*Required work*.
Look at each line of the records and count those with "证监会发布" in them. Please answer with the count alone.

----- Provided records -----

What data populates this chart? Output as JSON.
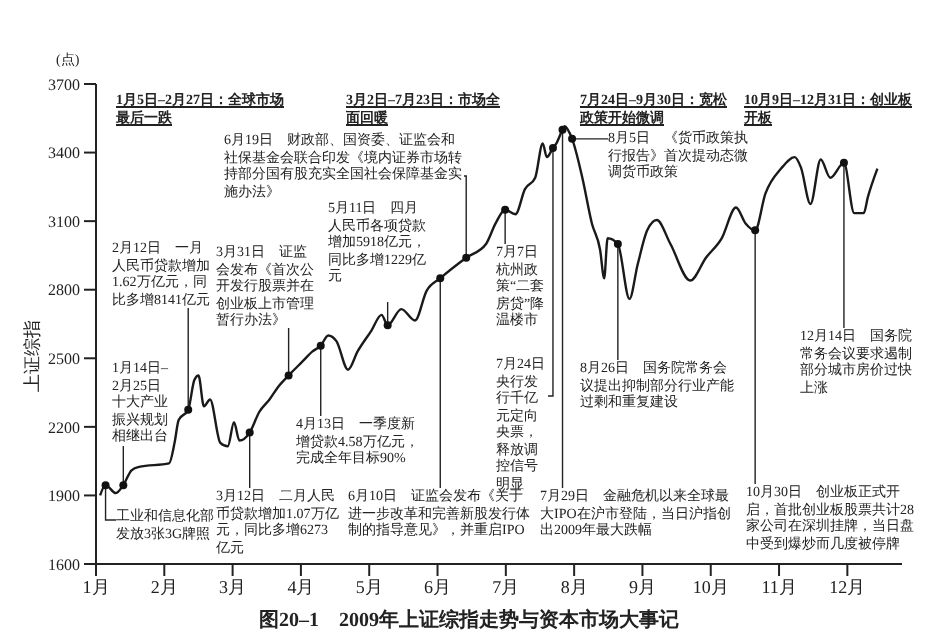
{
  "chart_data": {
    "type": "line",
    "title": "图20–1　2009年上证综指走势与资本市场大事记",
    "ylabel": "上证综指",
    "xlim": [
      1,
      12.8
    ],
    "ylim": [
      1600,
      3700
    ],
    "xticks": [
      {
        "value": 1,
        "label": "1月"
      },
      {
        "value": 2,
        "label": "2月"
      },
      {
        "value": 3,
        "label": "3月"
      },
      {
        "value": 4,
        "label": "4月"
      },
      {
        "value": 5,
        "label": "5月"
      },
      {
        "value": 6,
        "label": "6月"
      },
      {
        "value": 7,
        "label": "7月"
      },
      {
        "value": 8,
        "label": "8月"
      },
      {
        "value": 9,
        "label": "9月"
      },
      {
        "value": 10,
        "label": "10月"
      },
      {
        "value": 11,
        "label": "11月"
      },
      {
        "value": 12,
        "label": "12月"
      }
    ],
    "yticks": [
      1600,
      1900,
      2200,
      2500,
      2800,
      3100,
      3400,
      3700
    ],
    "series": [
      {
        "color": "#1a1a1a",
        "x": [
          1.06,
          1.14,
          1.29,
          1.4,
          1.52,
          1.63,
          2.07,
          2.15,
          2.21,
          2.35,
          2.44,
          2.5,
          2.58,
          2.67,
          2.82,
          2.93,
          3.02,
          3.1,
          3.25,
          3.39,
          3.54,
          3.68,
          3.82,
          4.02,
          4.17,
          4.29,
          4.4,
          4.52,
          4.69,
          4.83,
          5.03,
          5.18,
          5.27,
          5.47,
          5.67,
          5.84,
          6.04,
          6.42,
          6.71,
          6.85,
          6.99,
          7.14,
          7.28,
          7.43,
          7.54,
          7.6,
          7.69,
          7.74,
          7.83,
          7.86,
          7.97,
          8.12,
          8.26,
          8.38,
          8.44,
          8.49,
          8.64,
          8.81,
          8.93,
          9.07,
          9.21,
          9.41,
          9.7,
          9.93,
          10.16,
          10.37,
          10.51,
          10.65,
          10.8,
          11.03,
          11.23,
          11.32,
          11.46,
          11.61,
          11.75,
          11.95,
          12.1,
          12.24,
          12.3,
          12.44
        ],
        "values": [
          1900,
          1945,
          1910,
          1945,
          2010,
          2025,
          2040,
          2130,
          2230,
          2275,
          2405,
          2425,
          2290,
          2320,
          2130,
          2115,
          2220,
          2140,
          2175,
          2265,
          2320,
          2380,
          2425,
          2485,
          2530,
          2555,
          2600,
          2575,
          2450,
          2530,
          2620,
          2690,
          2645,
          2715,
          2665,
          2795,
          2850,
          2940,
          3000,
          3090,
          3150,
          3130,
          3240,
          3290,
          3440,
          3380,
          3420,
          3440,
          3500,
          3515,
          3460,
          3290,
          3090,
          2975,
          2850,
          3025,
          3000,
          2760,
          2910,
          3060,
          3105,
          3000,
          2840,
          2940,
          3025,
          3160,
          3090,
          3060,
          3220,
          3330,
          3380,
          3335,
          3175,
          3370,
          3290,
          3355,
          3135,
          3135,
          3205,
          3330
        ]
      }
    ],
    "annotations": [
      "(点)",
      "1月5日–2月27日：全球市场最后一跌",
      "3月2日–7月23日：市场全面回暖",
      "7月24日–9月30日：宽松政策开始微调",
      "10月9日–12月31日：创业板开板",
      {
        "text": "工业和信息化部发放3张3G牌照",
        "x": 1.14,
        "y": 1945
      },
      {
        "text": "1月14日–2月25日十大产业振兴规划相继出台",
        "x": 1.4,
        "y": 1945
      },
      {
        "text": "2月12日　一月人民币贷款增加1.62万亿元，同比多增8141亿元",
        "x": 2.35,
        "y": 2275
      },
      {
        "text": "3月12日　二月人民币贷款增加1.07万亿元，同比多增6273亿元",
        "x": 3.25,
        "y": 2175
      },
      {
        "text": "3月31日　证监会发布《首次公开发行股票并在创业板上市管理暂行办法》",
        "x": 3.82,
        "y": 2425
      },
      {
        "text": "4月13日　一季度新增贷款4.58万亿元，完成全年目标90%",
        "x": 4.29,
        "y": 2555
      },
      {
        "text": "5月11日　四月人民币各项贷款增加5918亿元，同比多增1229亿元",
        "x": 5.27,
        "y": 2645
      },
      {
        "text": "6月10日　证监会发布《关于进一步改革和完善新股发行体制的指导意见》，并重启IPO",
        "x": 6.04,
        "y": 2850
      },
      {
        "text": "6月19日　财政部、国资委、证监会和社保基金会联合印发《境内证券市场转持部分国有股充实全国社会保障基金实施办法》",
        "x": 6.42,
        "y": 2940
      },
      {
        "text": "7月7日杭州政策“二套房贷”降温楼市",
        "x": 6.99,
        "y": 3150
      },
      {
        "text": "7月24日央行发行千亿元定向央票，释放调控信号明显",
        "x": 7.69,
        "y": 3420
      },
      {
        "text": "7月29日　金融危机以来全球最大IPO在沪市登陆，当日沪指创出2009年最大跌幅",
        "x": 7.83,
        "y": 3500
      },
      {
        "text": "8月5日　《货币政策执行报告》首次提动态微调货币政策",
        "x": 7.97,
        "y": 3460
      },
      {
        "text": "8月26日　国务院常务会议提出抑制部分行业产能过剩和重复建设",
        "x": 8.64,
        "y": 3000
      },
      {
        "text": "10月30日　创业板正式开启，首批创业板股票共计28家公司在深圳挂牌，当日盘中受到爆炒而几度被停牌",
        "x": 10.65,
        "y": 3060
      },
      {
        "text": "12月14日　国务院常务会议要求遏制部分城市房价过快上涨",
        "x": 11.95,
        "y": 3355
      }
    ]
  }
}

-----

*Full answer*.
2